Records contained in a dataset
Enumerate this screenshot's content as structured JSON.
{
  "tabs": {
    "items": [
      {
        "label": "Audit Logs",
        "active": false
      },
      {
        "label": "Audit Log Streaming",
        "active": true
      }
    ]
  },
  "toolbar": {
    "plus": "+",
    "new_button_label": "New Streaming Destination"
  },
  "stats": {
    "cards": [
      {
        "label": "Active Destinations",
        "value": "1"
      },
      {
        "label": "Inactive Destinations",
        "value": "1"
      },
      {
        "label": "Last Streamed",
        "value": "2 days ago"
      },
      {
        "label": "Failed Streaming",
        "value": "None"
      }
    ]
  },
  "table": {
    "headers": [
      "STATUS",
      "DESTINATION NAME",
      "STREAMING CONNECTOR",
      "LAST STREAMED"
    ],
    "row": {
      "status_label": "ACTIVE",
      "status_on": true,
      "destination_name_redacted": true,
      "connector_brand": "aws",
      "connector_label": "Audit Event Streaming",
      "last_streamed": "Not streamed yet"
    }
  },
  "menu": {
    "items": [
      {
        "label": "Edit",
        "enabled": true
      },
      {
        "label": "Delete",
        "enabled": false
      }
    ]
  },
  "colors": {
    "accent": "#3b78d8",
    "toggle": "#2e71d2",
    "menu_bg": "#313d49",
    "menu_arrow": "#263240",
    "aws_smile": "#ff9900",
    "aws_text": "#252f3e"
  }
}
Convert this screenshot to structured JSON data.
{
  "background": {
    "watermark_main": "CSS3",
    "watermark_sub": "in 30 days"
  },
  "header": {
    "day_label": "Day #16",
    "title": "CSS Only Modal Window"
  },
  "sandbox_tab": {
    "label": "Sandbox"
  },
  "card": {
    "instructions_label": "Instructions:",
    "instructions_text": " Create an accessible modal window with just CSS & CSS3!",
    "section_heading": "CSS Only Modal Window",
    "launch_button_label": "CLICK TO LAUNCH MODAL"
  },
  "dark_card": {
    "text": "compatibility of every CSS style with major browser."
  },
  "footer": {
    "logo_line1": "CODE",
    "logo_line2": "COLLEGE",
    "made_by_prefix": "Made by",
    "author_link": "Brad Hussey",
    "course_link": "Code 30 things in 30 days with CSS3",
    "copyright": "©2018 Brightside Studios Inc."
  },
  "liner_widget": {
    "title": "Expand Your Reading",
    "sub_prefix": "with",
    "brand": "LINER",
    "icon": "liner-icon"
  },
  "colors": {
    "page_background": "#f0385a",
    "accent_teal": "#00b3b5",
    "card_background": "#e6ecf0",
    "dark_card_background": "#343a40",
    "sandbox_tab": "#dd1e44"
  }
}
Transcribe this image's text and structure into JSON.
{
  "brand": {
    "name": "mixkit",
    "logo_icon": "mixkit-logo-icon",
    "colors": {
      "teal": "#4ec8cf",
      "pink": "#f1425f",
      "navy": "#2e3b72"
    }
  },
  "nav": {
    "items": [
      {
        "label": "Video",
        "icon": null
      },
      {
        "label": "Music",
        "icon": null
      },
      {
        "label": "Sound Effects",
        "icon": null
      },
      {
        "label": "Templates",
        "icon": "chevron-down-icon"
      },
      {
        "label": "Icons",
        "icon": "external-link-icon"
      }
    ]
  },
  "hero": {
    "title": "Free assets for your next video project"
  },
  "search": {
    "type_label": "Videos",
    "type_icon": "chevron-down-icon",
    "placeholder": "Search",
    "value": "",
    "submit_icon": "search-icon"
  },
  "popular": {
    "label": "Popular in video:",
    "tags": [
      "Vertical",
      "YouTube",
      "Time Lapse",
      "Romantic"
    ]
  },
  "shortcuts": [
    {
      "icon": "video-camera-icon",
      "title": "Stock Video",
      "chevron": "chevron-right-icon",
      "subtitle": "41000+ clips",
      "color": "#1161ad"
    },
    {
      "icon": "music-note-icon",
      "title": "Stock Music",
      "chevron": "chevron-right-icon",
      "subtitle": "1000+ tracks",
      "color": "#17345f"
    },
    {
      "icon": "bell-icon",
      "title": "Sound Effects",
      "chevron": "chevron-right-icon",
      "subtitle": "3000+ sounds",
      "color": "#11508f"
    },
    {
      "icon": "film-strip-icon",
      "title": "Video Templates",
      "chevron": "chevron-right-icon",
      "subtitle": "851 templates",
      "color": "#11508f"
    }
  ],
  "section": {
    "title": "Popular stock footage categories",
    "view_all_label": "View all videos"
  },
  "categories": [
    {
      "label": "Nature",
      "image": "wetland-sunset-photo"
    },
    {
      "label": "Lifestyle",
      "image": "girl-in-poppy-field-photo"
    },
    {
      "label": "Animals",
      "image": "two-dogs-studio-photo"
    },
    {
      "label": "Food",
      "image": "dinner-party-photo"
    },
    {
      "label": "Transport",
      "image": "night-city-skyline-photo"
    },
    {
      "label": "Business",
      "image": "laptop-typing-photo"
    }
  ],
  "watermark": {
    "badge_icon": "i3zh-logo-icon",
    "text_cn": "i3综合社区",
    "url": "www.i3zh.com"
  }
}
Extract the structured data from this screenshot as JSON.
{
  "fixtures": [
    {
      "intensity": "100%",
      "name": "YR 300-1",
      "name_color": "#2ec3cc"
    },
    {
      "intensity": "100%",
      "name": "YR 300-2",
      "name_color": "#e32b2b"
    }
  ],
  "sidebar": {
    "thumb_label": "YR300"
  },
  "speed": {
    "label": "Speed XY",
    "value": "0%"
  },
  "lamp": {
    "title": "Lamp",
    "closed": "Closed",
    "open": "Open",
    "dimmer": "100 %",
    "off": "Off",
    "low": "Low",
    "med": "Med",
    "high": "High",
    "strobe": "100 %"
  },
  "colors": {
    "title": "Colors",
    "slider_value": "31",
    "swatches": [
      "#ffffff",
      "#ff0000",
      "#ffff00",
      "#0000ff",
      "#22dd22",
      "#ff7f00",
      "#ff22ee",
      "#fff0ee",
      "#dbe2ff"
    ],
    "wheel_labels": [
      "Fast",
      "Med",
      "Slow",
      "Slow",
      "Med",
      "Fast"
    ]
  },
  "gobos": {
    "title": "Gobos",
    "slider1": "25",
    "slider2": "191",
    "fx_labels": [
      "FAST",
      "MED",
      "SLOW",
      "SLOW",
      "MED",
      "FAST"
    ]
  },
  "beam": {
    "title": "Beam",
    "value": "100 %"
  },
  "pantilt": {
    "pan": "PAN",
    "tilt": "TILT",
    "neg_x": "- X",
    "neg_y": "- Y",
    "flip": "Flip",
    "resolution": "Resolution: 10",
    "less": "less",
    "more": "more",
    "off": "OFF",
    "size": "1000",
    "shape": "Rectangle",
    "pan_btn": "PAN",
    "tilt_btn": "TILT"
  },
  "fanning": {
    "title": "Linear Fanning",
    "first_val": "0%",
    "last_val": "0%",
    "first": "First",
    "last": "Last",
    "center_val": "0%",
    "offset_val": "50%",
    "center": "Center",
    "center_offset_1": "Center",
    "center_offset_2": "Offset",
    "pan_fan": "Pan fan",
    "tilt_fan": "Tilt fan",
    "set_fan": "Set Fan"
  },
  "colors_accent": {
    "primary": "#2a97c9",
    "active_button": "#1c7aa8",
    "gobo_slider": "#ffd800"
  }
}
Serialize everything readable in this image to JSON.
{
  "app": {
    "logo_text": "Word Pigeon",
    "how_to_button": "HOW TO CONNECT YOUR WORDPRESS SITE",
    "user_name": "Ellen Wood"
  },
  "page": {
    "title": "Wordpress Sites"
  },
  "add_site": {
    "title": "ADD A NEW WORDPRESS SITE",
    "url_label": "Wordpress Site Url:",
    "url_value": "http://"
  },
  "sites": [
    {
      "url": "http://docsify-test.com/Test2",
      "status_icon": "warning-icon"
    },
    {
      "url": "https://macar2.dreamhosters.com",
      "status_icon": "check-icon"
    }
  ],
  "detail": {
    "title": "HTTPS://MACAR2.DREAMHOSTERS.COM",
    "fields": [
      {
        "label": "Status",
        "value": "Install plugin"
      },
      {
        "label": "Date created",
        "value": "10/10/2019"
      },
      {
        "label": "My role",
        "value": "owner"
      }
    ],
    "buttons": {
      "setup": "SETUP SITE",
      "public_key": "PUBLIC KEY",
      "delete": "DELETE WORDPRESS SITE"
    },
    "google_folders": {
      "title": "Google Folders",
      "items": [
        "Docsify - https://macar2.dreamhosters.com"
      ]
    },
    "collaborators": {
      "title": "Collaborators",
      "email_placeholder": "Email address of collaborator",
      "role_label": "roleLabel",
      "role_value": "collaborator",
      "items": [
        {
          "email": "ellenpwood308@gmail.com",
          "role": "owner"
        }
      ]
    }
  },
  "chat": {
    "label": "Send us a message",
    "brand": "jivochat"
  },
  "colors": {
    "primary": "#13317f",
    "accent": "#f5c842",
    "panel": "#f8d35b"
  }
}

REQUIREMENTS: Look for lines containing the string "this" and copy them all.

SOLUTION:
Enumerate this screenshot's content as structured JSON.
Convert this screenshot to structured JSON data.
Transcribe this image's text and structure into JSON.
Extract the structured data from this screenshot as JSON.
Serialize everything readable in this image to JSON.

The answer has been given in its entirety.